# What is required
Lines containing the word "color" should be extracted in full.

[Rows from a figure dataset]
*****

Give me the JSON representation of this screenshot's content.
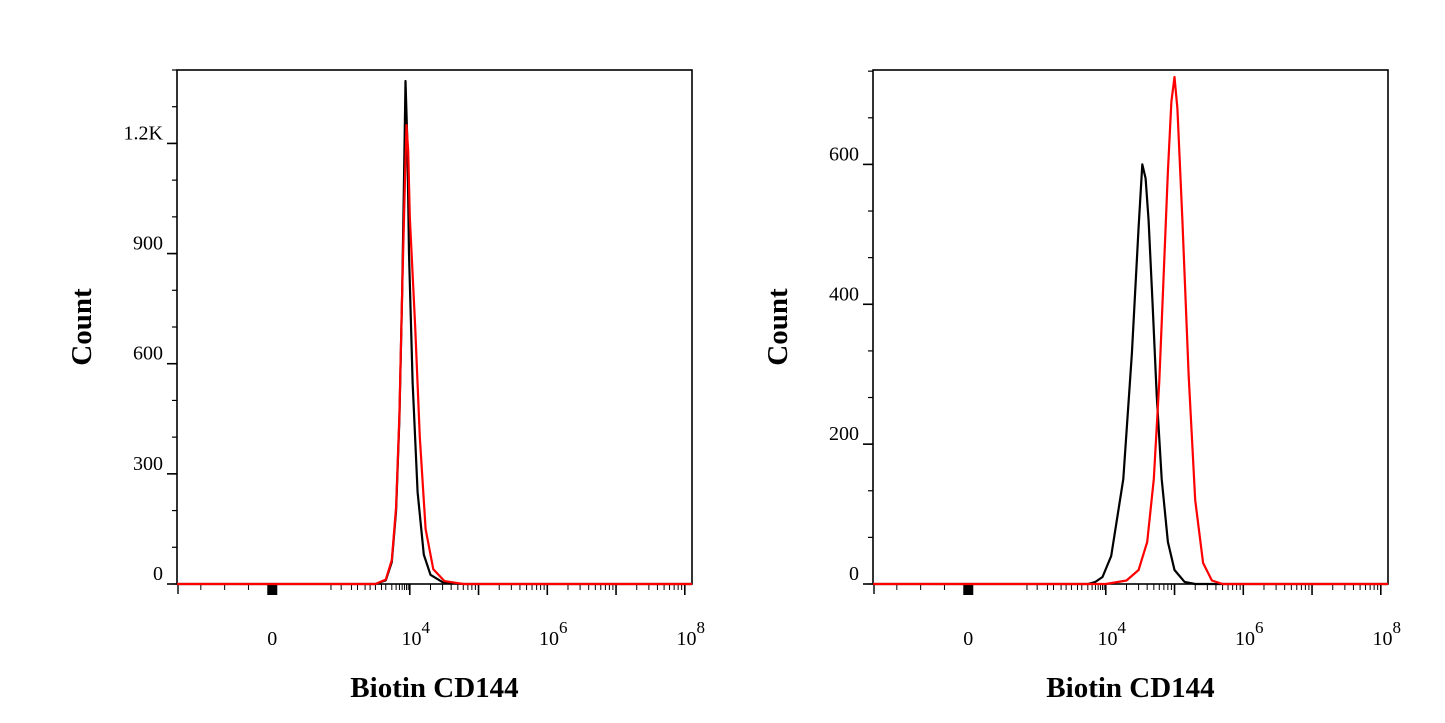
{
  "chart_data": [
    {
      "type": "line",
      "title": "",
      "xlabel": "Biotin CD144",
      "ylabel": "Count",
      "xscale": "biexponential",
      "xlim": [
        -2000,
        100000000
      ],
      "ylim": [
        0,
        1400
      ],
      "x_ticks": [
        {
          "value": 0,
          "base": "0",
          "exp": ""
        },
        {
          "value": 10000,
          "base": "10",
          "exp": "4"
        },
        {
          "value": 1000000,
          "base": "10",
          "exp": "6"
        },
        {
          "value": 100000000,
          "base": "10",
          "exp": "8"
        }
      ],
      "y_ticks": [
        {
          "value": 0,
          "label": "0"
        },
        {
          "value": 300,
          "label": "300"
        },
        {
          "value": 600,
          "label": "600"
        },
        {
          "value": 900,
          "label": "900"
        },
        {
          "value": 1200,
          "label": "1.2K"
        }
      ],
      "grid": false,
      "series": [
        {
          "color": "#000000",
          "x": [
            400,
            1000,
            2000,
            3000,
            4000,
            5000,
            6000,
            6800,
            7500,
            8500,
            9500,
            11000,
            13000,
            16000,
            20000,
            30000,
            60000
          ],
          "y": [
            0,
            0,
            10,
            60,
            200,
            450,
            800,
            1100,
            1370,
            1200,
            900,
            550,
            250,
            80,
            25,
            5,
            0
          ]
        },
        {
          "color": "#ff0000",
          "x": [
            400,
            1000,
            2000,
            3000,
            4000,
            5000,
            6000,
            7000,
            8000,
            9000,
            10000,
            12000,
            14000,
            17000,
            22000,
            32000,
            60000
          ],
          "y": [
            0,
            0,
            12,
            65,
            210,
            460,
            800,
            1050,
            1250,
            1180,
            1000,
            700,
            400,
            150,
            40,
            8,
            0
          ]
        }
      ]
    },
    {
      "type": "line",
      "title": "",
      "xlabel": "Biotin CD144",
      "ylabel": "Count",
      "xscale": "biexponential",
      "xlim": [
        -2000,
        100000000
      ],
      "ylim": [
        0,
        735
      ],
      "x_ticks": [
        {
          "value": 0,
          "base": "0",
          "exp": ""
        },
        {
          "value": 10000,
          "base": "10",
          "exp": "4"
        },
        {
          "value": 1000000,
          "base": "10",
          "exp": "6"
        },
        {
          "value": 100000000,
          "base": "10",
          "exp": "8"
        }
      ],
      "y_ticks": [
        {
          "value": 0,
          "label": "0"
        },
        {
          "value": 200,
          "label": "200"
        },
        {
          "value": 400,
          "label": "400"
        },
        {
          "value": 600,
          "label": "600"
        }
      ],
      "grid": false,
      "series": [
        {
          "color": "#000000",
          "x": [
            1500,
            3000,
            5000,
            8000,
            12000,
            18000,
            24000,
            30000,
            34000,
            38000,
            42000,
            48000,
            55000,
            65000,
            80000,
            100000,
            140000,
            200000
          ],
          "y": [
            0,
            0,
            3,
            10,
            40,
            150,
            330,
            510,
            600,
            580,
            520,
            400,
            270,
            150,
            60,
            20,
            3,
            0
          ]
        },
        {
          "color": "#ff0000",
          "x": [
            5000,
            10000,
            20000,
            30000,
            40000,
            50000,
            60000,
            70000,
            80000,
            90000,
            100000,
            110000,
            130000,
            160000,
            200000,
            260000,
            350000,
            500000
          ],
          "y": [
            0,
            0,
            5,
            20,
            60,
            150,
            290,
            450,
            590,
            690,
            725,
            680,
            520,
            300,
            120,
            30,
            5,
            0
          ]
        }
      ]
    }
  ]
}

*****

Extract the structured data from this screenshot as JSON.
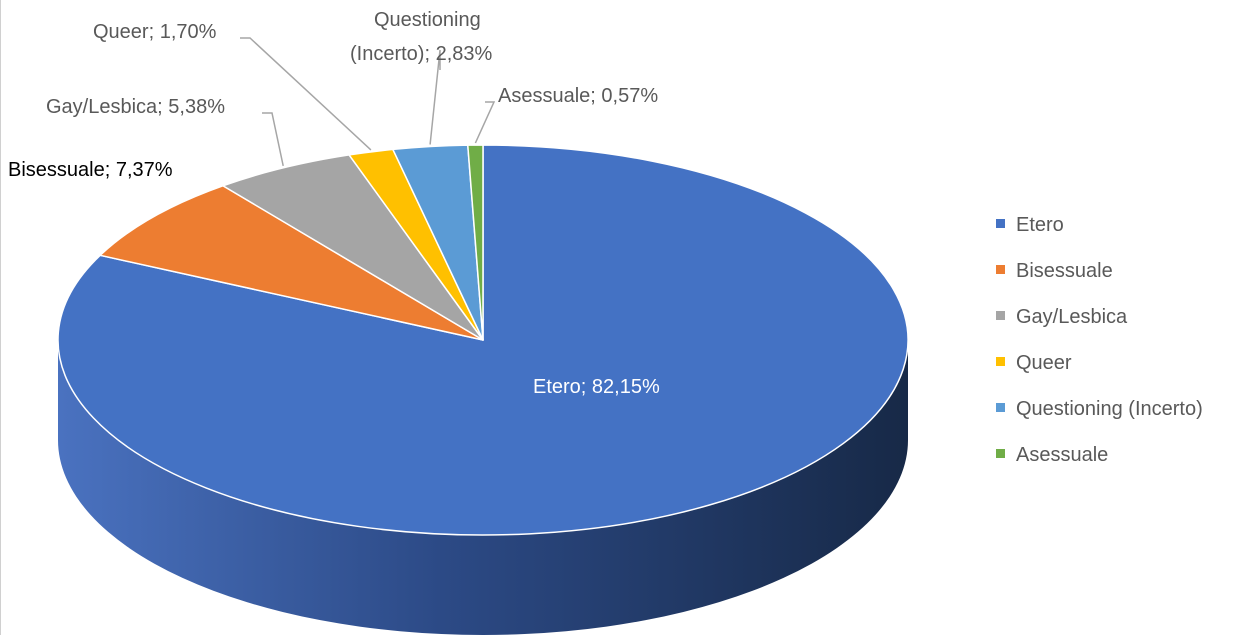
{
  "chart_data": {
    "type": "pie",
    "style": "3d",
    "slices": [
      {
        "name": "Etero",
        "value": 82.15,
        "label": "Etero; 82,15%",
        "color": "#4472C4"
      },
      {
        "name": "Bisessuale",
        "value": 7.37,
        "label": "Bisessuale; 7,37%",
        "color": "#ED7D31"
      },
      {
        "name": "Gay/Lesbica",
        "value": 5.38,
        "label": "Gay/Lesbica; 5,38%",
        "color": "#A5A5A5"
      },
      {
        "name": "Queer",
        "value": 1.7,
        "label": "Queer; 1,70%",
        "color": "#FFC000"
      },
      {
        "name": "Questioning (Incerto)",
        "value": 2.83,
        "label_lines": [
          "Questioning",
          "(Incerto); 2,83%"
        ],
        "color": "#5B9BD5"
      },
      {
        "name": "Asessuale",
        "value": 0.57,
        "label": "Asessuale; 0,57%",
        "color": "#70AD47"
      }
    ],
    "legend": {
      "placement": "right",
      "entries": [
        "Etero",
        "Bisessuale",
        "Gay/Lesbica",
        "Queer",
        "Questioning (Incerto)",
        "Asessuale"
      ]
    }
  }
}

*****

# Solved problem
          "color": "#000000",
          "color": "#ff0000",
          "color": "#000000",
          "color": "#ff0000",
        "color": "#4472C4"
        "color": "#ED7D31"
        "color": "#A5A5A5"
        "color": "#FFC000"
        "color": "#5B9BD5"
        "color": "#70AD47"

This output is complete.